AIM: Without the images, write out the whole listing exactly.

[Structured figure records]
-- -- --

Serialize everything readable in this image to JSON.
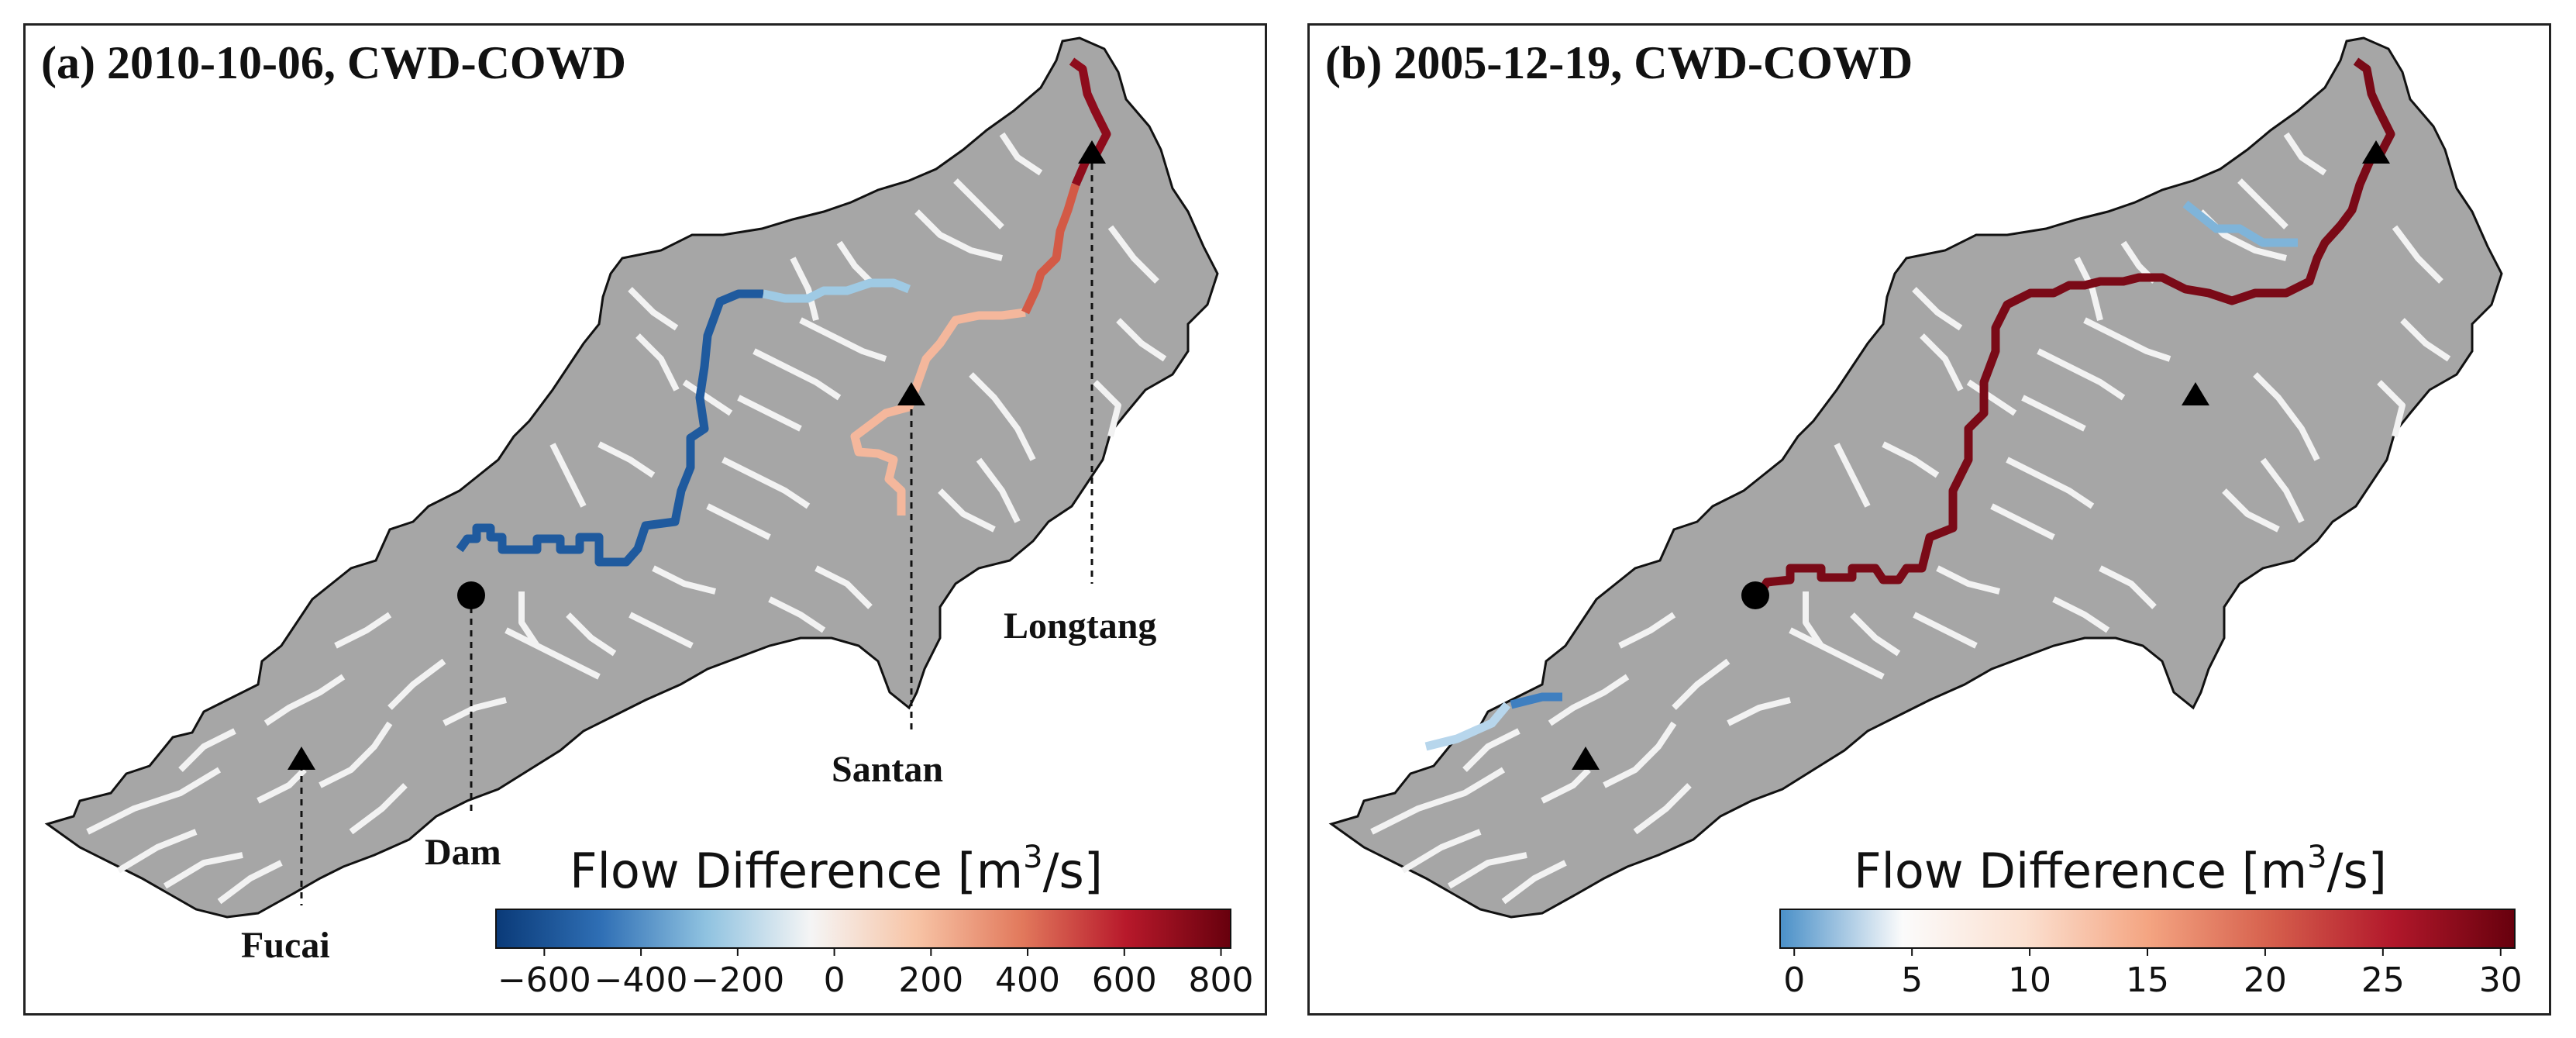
{
  "panels": [
    {
      "id": "a",
      "title": "(a) 2010-10-06, CWD-COWD",
      "sites": [
        {
          "name": "Longtang",
          "symbol": "triangle"
        },
        {
          "name": "Santan",
          "symbol": "triangle"
        },
        {
          "name": "Dam",
          "symbol": "circle"
        },
        {
          "name": "Fucai",
          "symbol": "triangle"
        }
      ],
      "colorbar": {
        "title_prefix": "Flow Difference [m",
        "title_sup": "3",
        "title_suffix": "/s]",
        "min": -700,
        "max": 820,
        "ticks": [
          "−600",
          "−400",
          "−200",
          "0",
          "200",
          "400",
          "600",
          "800"
        ],
        "tick_values": [
          -600,
          -400,
          -200,
          0,
          200,
          400,
          600,
          800
        ],
        "colors": [
          "#0a3a78",
          "#2f6fb5",
          "#8fc2e0",
          "#f5f5f5",
          "#f7c4a6",
          "#e27a5d",
          "#b8192b",
          "#67000d"
        ]
      }
    },
    {
      "id": "b",
      "title": "(b) 2005-12-19, CWD-COWD",
      "sites": [
        {
          "name": "",
          "symbol": "triangle"
        },
        {
          "name": "",
          "symbol": "triangle"
        },
        {
          "name": "",
          "symbol": "circle"
        },
        {
          "name": "",
          "symbol": "triangle"
        }
      ],
      "colorbar": {
        "title_prefix": "Flow Difference [m",
        "title_sup": "3",
        "title_suffix": "/s]",
        "min": -0.6,
        "max": 30.6,
        "ticks": [
          "0",
          "5",
          "10",
          "15",
          "20",
          "25",
          "30"
        ],
        "tick_values": [
          0,
          5,
          10,
          15,
          20,
          25,
          30
        ],
        "colors": [
          "#4a90c8",
          "#fbfbfb",
          "#fbe0d0",
          "#f4a582",
          "#d6604d",
          "#b2182b",
          "#67000d"
        ]
      }
    }
  ],
  "colors": {
    "catchment_fill": "#a6a6a6",
    "catchment_edge": "#111111",
    "minor_river": "#f2f2f2",
    "marker": "#000000"
  }
}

-- -- --

EXERCISE ANSWER:
Serialize everything readable in this image to JSON.
{
  "panels": [
    {
      "id": "a",
      "title": "(a) 2010-10-06, CWD-COWD",
      "sites": [
        {
          "name": "Longtang",
          "symbol": "triangle"
        },
        {
          "name": "Santan",
          "symbol": "triangle"
        },
        {
          "name": "Dam",
          "symbol": "circle"
        },
        {
          "name": "Fucai",
          "symbol": "triangle"
        }
      ],
      "colorbar": {
        "title_prefix": "Flow Difference [m",
        "title_sup": "3",
        "title_suffix": "/s]",
        "min": -700,
        "max": 820,
        "ticks": [
          "−600",
          "−400",
          "−200",
          "0",
          "200",
          "400",
          "600",
          "800"
        ],
        "tick_values": [
          -600,
          -400,
          -200,
          0,
          200,
          400,
          600,
          800
        ],
        "colors": [
          "#0a3a78",
          "#2f6fb5",
          "#8fc2e0",
          "#f5f5f5",
          "#f7c4a6",
          "#e27a5d",
          "#b8192b",
          "#67000d"
        ]
      }
    },
    {
      "id": "b",
      "title": "(b) 2005-12-19, CWD-COWD",
      "sites": [
        {
          "name": "",
          "symbol": "triangle"
        },
        {
          "name": "",
          "symbol": "triangle"
        },
        {
          "name": "",
          "symbol": "circle"
        },
        {
          "name": "",
          "symbol": "triangle"
        }
      ],
      "colorbar": {
        "title_prefix": "Flow Difference [m",
        "title_sup": "3",
        "title_suffix": "/s]",
        "min": -0.6,
        "max": 30.6,
        "ticks": [
          "0",
          "5",
          "10",
          "15",
          "20",
          "25",
          "30"
        ],
        "tick_values": [
          0,
          5,
          10,
          15,
          20,
          25,
          30
        ],
        "colors": [
          "#4a90c8",
          "#fbfbfb",
          "#fbe0d0",
          "#f4a582",
          "#d6604d",
          "#b2182b",
          "#67000d"
        ]
      }
    }
  ],
  "colors": {
    "catchment_fill": "#a6a6a6",
    "catchment_edge": "#111111",
    "minor_river": "#f2f2f2",
    "marker": "#000000"
  }
}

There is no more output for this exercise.